◆ Working data:
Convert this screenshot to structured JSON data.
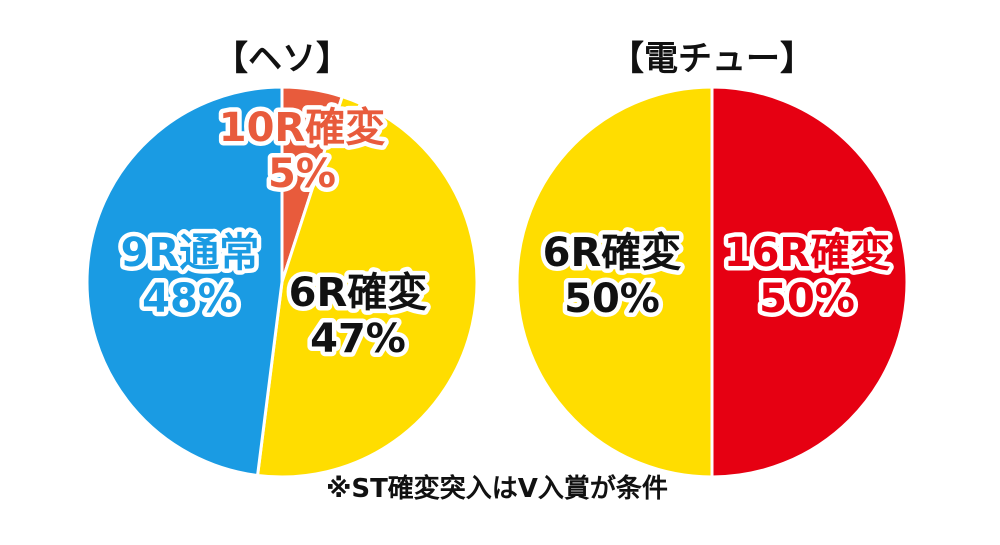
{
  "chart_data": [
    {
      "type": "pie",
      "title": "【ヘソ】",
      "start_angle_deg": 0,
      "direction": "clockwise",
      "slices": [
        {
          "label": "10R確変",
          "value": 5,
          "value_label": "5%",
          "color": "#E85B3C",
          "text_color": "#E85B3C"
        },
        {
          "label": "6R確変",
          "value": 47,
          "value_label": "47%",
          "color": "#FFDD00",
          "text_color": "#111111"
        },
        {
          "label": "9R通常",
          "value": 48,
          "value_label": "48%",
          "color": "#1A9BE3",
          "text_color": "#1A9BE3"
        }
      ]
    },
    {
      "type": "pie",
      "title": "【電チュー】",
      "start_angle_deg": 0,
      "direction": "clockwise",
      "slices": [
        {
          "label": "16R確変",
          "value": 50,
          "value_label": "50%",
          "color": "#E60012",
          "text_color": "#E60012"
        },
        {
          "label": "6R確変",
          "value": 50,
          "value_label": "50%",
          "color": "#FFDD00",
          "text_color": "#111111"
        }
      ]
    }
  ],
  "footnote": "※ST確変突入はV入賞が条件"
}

◆ Set task:
Any pictures should be dropped; transcribe the rest of the records above exactly.

◆ Correct answer:
Convert this screenshot to structured JSON data.
{
  "chart_data": [
    {
      "type": "pie",
      "title": "【ヘソ】",
      "start_angle_deg": 0,
      "direction": "clockwise",
      "slices": [
        {
          "label": "10R確変",
          "value": 5,
          "value_label": "5%",
          "color": "#E85B3C",
          "text_color": "#E85B3C"
        },
        {
          "label": "6R確変",
          "value": 47,
          "value_label": "47%",
          "color": "#FFDD00",
          "text_color": "#111111"
        },
        {
          "label": "9R通常",
          "value": 48,
          "value_label": "48%",
          "color": "#1A9BE3",
          "text_color": "#1A9BE3"
        }
      ]
    },
    {
      "type": "pie",
      "title": "【電チュー】",
      "start_angle_deg": 0,
      "direction": "clockwise",
      "slices": [
        {
          "label": "16R確変",
          "value": 50,
          "value_label": "50%",
          "color": "#E60012",
          "text_color": "#E60012"
        },
        {
          "label": "6R確変",
          "value": 50,
          "value_label": "50%",
          "color": "#FFDD00",
          "text_color": "#111111"
        }
      ]
    }
  ],
  "footnote": "※ST確変突入はV入賞が条件"
}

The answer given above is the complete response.